-- MATERIAL FOR THIS EXERCISE start --

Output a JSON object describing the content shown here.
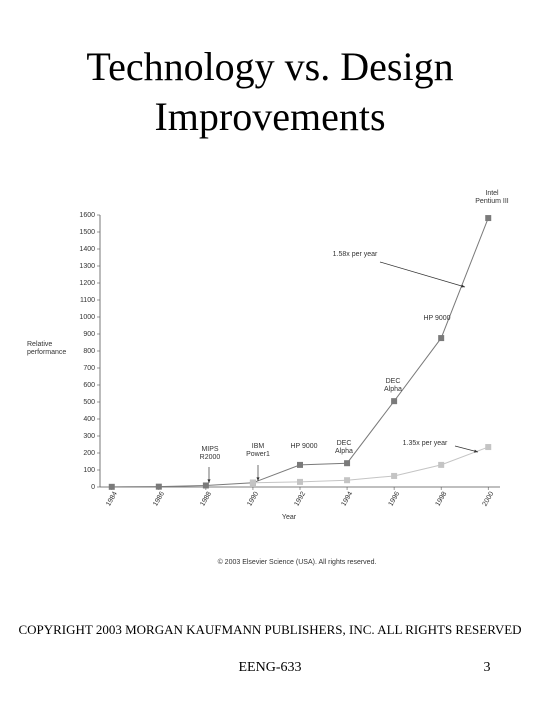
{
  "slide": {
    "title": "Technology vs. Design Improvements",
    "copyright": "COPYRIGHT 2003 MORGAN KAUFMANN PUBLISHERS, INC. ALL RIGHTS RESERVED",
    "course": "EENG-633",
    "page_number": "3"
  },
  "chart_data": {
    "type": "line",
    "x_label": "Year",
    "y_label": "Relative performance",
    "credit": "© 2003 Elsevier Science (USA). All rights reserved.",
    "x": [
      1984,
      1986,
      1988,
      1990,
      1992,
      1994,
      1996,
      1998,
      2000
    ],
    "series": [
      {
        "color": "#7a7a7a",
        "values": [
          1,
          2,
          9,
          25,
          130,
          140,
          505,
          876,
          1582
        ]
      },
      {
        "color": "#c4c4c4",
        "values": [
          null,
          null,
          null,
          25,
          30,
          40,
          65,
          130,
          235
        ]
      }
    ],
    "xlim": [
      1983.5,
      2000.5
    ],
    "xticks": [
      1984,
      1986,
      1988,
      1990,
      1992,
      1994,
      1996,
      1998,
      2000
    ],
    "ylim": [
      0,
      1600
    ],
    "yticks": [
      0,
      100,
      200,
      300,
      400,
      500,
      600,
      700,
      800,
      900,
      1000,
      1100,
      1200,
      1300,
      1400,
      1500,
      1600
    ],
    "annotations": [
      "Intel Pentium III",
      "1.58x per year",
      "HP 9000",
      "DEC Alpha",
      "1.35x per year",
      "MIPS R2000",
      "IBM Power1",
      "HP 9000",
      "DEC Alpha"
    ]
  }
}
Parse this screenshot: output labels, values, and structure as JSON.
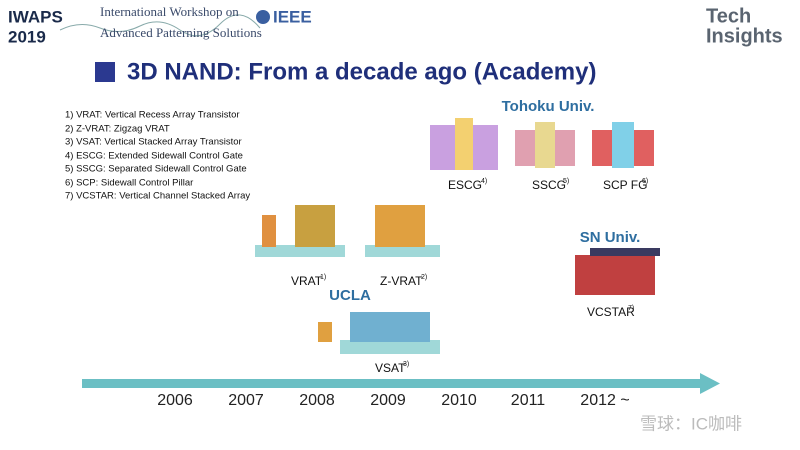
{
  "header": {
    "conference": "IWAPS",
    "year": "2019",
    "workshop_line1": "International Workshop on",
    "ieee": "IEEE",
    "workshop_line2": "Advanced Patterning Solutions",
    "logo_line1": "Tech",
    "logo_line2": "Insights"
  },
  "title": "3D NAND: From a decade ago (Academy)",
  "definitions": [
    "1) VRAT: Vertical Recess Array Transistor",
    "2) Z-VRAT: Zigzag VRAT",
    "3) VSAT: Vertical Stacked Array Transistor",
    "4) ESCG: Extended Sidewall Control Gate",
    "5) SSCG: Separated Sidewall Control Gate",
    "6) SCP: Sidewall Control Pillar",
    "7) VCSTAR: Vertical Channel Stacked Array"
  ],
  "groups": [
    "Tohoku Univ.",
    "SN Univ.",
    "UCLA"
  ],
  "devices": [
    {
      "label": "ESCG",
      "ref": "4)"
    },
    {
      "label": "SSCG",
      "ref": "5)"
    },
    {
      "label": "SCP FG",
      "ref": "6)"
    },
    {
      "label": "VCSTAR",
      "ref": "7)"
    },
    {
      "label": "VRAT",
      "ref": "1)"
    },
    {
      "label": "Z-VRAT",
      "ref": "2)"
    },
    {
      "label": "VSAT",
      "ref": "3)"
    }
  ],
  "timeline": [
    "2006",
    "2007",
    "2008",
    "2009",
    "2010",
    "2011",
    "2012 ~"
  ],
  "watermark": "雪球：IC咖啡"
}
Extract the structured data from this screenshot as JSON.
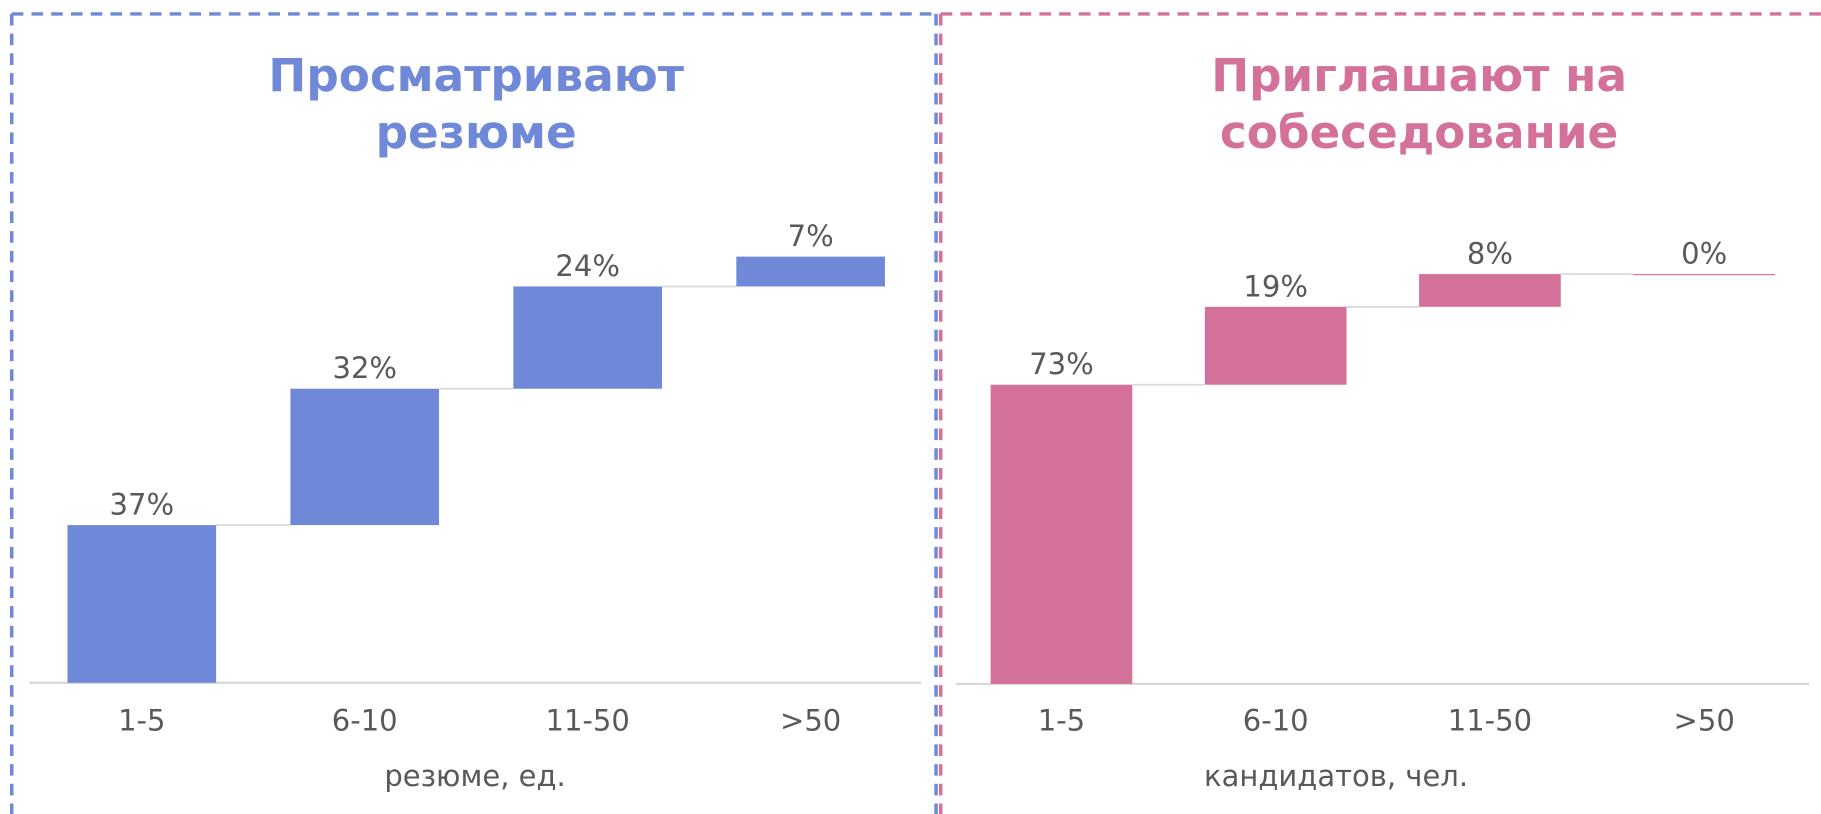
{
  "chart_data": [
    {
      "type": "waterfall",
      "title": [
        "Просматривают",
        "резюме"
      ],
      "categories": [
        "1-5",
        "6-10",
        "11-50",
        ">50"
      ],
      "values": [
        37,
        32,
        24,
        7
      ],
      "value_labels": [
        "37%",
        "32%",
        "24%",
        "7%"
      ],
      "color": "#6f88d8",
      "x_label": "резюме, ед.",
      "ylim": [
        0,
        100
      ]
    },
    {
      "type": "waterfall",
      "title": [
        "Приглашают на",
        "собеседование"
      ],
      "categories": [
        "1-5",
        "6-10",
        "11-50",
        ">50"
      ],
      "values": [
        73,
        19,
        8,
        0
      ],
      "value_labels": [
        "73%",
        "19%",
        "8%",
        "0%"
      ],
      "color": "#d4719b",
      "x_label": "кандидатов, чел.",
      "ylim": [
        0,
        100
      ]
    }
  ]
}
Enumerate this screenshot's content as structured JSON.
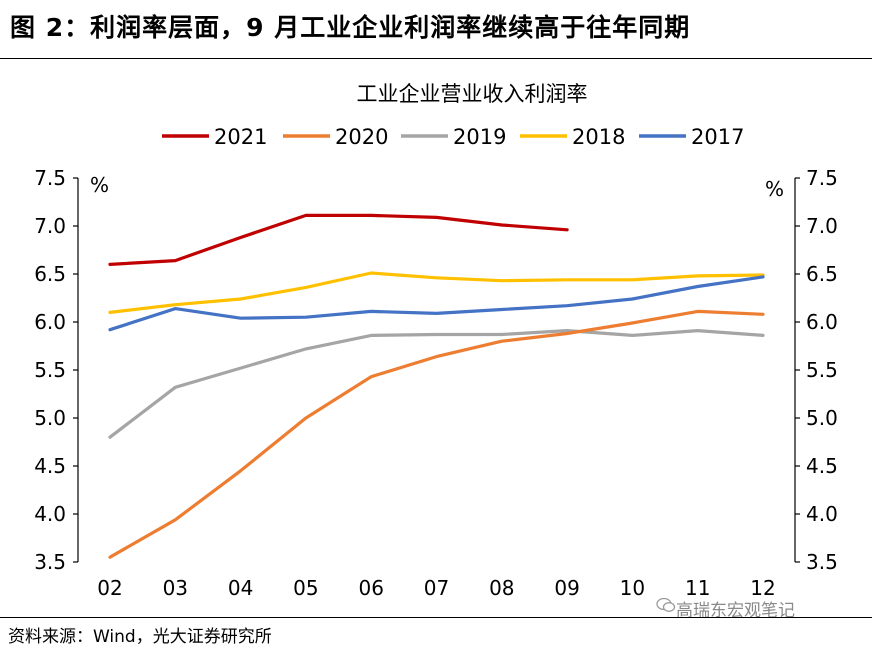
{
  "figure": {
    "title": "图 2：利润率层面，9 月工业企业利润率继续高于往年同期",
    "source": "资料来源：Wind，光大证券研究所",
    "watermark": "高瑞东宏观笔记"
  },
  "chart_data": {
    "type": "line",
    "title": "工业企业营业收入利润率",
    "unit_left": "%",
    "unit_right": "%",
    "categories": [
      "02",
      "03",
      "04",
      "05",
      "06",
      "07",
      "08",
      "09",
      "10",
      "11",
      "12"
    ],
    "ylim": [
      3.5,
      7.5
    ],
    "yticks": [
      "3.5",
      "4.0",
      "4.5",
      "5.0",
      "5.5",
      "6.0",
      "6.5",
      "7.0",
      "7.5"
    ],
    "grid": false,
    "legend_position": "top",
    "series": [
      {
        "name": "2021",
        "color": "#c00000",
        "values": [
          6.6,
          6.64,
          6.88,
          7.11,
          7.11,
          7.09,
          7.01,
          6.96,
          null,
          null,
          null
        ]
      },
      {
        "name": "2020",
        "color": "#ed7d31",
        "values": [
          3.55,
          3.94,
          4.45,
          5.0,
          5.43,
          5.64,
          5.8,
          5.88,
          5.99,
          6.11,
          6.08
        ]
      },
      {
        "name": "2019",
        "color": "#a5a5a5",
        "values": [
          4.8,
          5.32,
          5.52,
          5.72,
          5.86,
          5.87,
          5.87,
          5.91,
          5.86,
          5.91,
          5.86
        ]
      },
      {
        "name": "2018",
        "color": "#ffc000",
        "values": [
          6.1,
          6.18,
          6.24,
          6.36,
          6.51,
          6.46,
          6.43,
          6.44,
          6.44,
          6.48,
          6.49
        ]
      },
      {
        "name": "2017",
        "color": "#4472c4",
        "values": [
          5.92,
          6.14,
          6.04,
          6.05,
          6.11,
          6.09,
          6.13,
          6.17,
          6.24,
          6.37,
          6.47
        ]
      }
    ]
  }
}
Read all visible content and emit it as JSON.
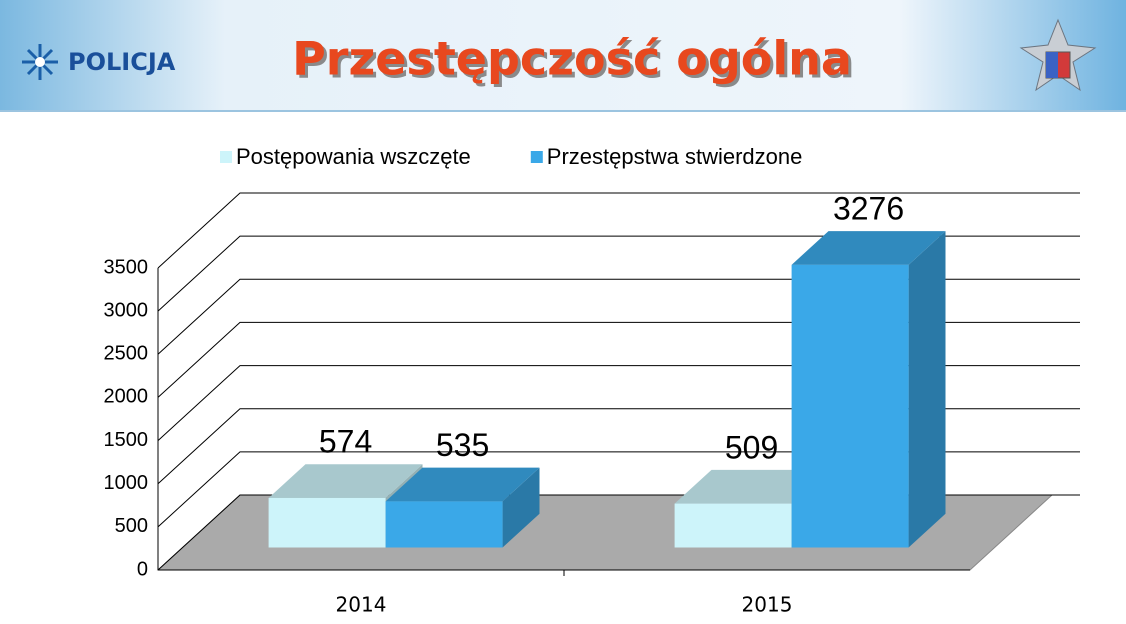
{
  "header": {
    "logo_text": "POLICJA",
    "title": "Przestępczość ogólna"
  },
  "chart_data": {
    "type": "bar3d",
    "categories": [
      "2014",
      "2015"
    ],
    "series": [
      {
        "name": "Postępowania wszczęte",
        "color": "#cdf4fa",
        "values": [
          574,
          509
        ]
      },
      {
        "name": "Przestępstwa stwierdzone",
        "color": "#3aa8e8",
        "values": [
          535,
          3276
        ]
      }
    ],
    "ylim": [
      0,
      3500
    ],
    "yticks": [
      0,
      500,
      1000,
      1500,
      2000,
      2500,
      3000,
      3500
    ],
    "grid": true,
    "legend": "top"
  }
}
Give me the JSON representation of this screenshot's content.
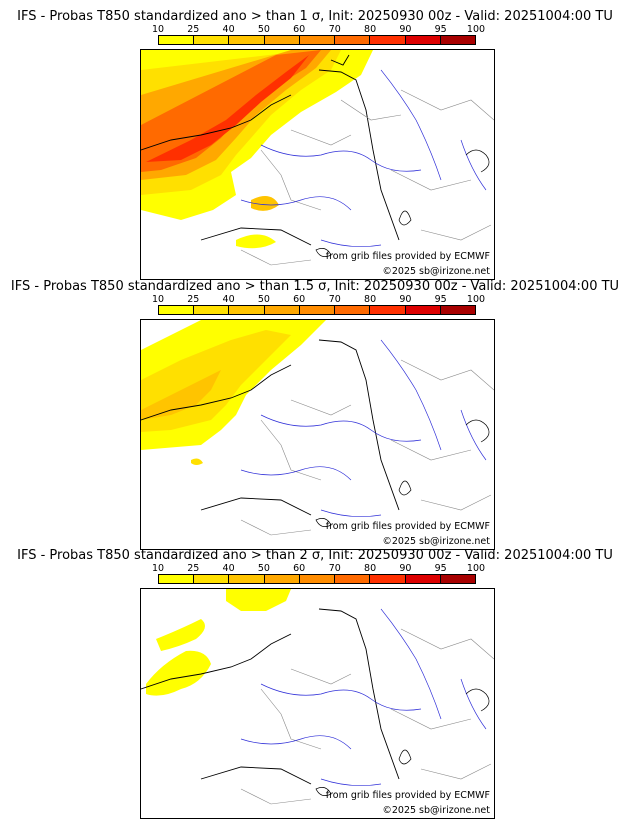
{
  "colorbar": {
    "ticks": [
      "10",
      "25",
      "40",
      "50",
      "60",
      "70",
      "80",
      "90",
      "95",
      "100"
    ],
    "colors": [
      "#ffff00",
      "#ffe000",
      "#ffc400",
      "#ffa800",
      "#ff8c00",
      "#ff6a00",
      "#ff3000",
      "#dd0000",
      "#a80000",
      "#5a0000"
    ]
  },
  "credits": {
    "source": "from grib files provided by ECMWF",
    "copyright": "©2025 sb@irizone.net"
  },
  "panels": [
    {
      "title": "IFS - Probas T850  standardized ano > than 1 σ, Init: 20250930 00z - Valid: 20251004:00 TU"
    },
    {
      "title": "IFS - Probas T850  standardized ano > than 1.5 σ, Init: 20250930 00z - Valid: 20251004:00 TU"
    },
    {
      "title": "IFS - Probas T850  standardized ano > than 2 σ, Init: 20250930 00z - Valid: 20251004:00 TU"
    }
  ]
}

-- MATERIAL FOR THIS EXERCISE end --

_THE EXERCISE:_
Make a verbatim copy of all the entries and strip out the pictures.

_SOLUTION TO THIS PROBLEM:_
Output a JSON object describing the content shown here.
{
  "slide": {
    "title": "Technology vs. Design Improvements",
    "copyright": "COPYRIGHT 2003 MORGAN KAUFMANN PUBLISHERS, INC. ALL RIGHTS RESERVED",
    "course": "EENG-633",
    "page_number": "3"
  },
  "chart_data": {
    "type": "line",
    "x_label": "Year",
    "y_label": "Relative performance",
    "credit": "© 2003 Elsevier Science (USA). All rights reserved.",
    "x": [
      1984,
      1986,
      1988,
      1990,
      1992,
      1994,
      1996,
      1998,
      2000
    ],
    "series": [
      {
        "color": "#7a7a7a",
        "values": [
          1,
          2,
          9,
          25,
          130,
          140,
          505,
          876,
          1582
        ]
      },
      {
        "color": "#c4c4c4",
        "values": [
          null,
          null,
          null,
          25,
          30,
          40,
          65,
          130,
          235
        ]
      }
    ],
    "xlim": [
      1983.5,
      2000.5
    ],
    "xticks": [
      1984,
      1986,
      1988,
      1990,
      1992,
      1994,
      1996,
      1998,
      2000
    ],
    "ylim": [
      0,
      1600
    ],
    "yticks": [
      0,
      100,
      200,
      300,
      400,
      500,
      600,
      700,
      800,
      900,
      1000,
      1100,
      1200,
      1300,
      1400,
      1500,
      1600
    ],
    "annotations": [
      "Intel Pentium III",
      "1.58x per year",
      "HP 9000",
      "DEC Alpha",
      "1.35x per year",
      "MIPS R2000",
      "IBM Power1",
      "HP 9000",
      "DEC Alpha"
    ]
  }
}
Parse this screenshot: output labels, values, and structure as JSON.
{
  "header": {
    "conference": "IWAPS",
    "year": "2019",
    "workshop_line1": "International Workshop on",
    "ieee": "IEEE",
    "workshop_line2": "Advanced Patterning Solutions",
    "logo_line1": "Tech",
    "logo_line2": "Insights"
  },
  "title": "3D NAND: From a decade ago (Academy)",
  "definitions": [
    "1) VRAT: Vertical Recess Array Transistor",
    "2) Z-VRAT: Zigzag VRAT",
    "3) VSAT: Vertical Stacked Array Transistor",
    "4) ESCG: Extended Sidewall Control Gate",
    "5) SSCG: Separated Sidewall Control Gate",
    "6) SCP: Sidewall Control Pillar",
    "7) VCSTAR: Vertical Channel Stacked Array"
  ],
  "groups": [
    "Tohoku Univ.",
    "SN Univ.",
    "UCLA"
  ],
  "devices": [
    {
      "label": "ESCG",
      "ref": "4)"
    },
    {
      "label": "SSCG",
      "ref": "5)"
    },
    {
      "label": "SCP FG",
      "ref": "6)"
    },
    {
      "label": "VCSTAR",
      "ref": "7)"
    },
    {
      "label": "VRAT",
      "ref": "1)"
    },
    {
      "label": "Z-VRAT",
      "ref": "2)"
    },
    {
      "label": "VSAT",
      "ref": "3)"
    }
  ],
  "timeline": [
    "2006",
    "2007",
    "2008",
    "2009",
    "2010",
    "2011",
    "2012 ~"
  ],
  "watermark": "雪球：IC咖啡"
}
Extract the structured data from this screenshot as JSON.
{
  "chart_data": [
    {
      "type": "waterfall",
      "title": [
        "Просматривают",
        "резюме"
      ],
      "categories": [
        "1-5",
        "6-10",
        "11-50",
        ">50"
      ],
      "values": [
        37,
        32,
        24,
        7
      ],
      "value_labels": [
        "37%",
        "32%",
        "24%",
        "7%"
      ],
      "color": "#6f88d8",
      "x_label": "резюме, ед.",
      "ylim": [
        0,
        100
      ]
    },
    {
      "type": "waterfall",
      "title": [
        "Приглашают на",
        "собеседование"
      ],
      "categories": [
        "1-5",
        "6-10",
        "11-50",
        ">50"
      ],
      "values": [
        73,
        19,
        8,
        0
      ],
      "value_labels": [
        "73%",
        "19%",
        "8%",
        "0%"
      ],
      "color": "#d4719b",
      "x_label": "кандидатов, чел.",
      "ylim": [
        0,
        100
      ]
    }
  ]
}
Enumerate this screenshot's content as structured JSON.
{
  "figure": {
    "title": "图 2：利润率层面，9 月工业企业利润率继续高于往年同期",
    "source": "资料来源：Wind，光大证券研究所",
    "watermark": "高瑞东宏观笔记"
  },
  "chart_data": {
    "type": "line",
    "title": "工业企业营业收入利润率",
    "unit_left": "%",
    "unit_right": "%",
    "categories": [
      "02",
      "03",
      "04",
      "05",
      "06",
      "07",
      "08",
      "09",
      "10",
      "11",
      "12"
    ],
    "ylim": [
      3.5,
      7.5
    ],
    "yticks": [
      "3.5",
      "4.0",
      "4.5",
      "5.0",
      "5.5",
      "6.0",
      "6.5",
      "7.0",
      "7.5"
    ],
    "grid": false,
    "legend_position": "top",
    "series": [
      {
        "name": "2021",
        "color": "#c00000",
        "values": [
          6.6,
          6.64,
          6.88,
          7.11,
          7.11,
          7.09,
          7.01,
          6.96,
          null,
          null,
          null
        ]
      },
      {
        "name": "2020",
        "color": "#ed7d31",
        "values": [
          3.55,
          3.94,
          4.45,
          5.0,
          5.43,
          5.64,
          5.8,
          5.88,
          5.99,
          6.11,
          6.08
        ]
      },
      {
        "name": "2019",
        "color": "#a5a5a5",
        "values": [
          4.8,
          5.32,
          5.52,
          5.72,
          5.86,
          5.87,
          5.87,
          5.91,
          5.86,
          5.91,
          5.86
        ]
      },
      {
        "name": "2018",
        "color": "#ffc000",
        "values": [
          6.1,
          6.18,
          6.24,
          6.36,
          6.51,
          6.46,
          6.43,
          6.44,
          6.44,
          6.48,
          6.49
        ]
      },
      {
        "name": "2017",
        "color": "#4472c4",
        "values": [
          5.92,
          6.14,
          6.04,
          6.05,
          6.11,
          6.09,
          6.13,
          6.17,
          6.24,
          6.37,
          6.47
        ]
      }
    ]
  }
}
Read all visible content and emit it as JSON.
{
  "header": {
    "logo_text": "POLICJA",
    "title": "Przestępczość ogólna"
  },
  "chart_data": {
    "type": "bar3d",
    "categories": [
      "2014",
      "2015"
    ],
    "series": [
      {
        "name": "Postępowania wszczęte",
        "color": "#cdf4fa",
        "values": [
          574,
          509
        ]
      },
      {
        "name": "Przestępstwa stwierdzone",
        "color": "#3aa8e8",
        "values": [
          535,
          3276
        ]
      }
    ],
    "ylim": [
      0,
      3500
    ],
    "yticks": [
      0,
      500,
      1000,
      1500,
      2000,
      2500,
      3000,
      3500
    ],
    "grid": true,
    "legend": "top"
  }
}
Give me the JSON representation of this screenshot's content.
{
  "colorbar": {
    "ticks": [
      "10",
      "25",
      "40",
      "50",
      "60",
      "70",
      "80",
      "90",
      "95",
      "100"
    ],
    "colors": [
      "#ffff00",
      "#ffe000",
      "#ffc400",
      "#ffa800",
      "#ff8c00",
      "#ff6a00",
      "#ff3000",
      "#dd0000",
      "#a80000",
      "#5a0000"
    ]
  },
  "credits": {
    "source": "from grib files provided by ECMWF",
    "copyright": "©2025 sb@irizone.net"
  },
  "panels": [
    {
      "title": "IFS - Probas T850  standardized ano > than 1 σ, Init: 20250930 00z - Valid: 20251004:00 TU"
    },
    {
      "title": "IFS - Probas T850  standardized ano > than 1.5 σ, Init: 20250930 00z - Valid: 20251004:00 TU"
    },
    {
      "title": "IFS - Probas T850  standardized ano > than 2 σ, Init: 20250930 00z - Valid: 20251004:00 TU"
    }
  ]
}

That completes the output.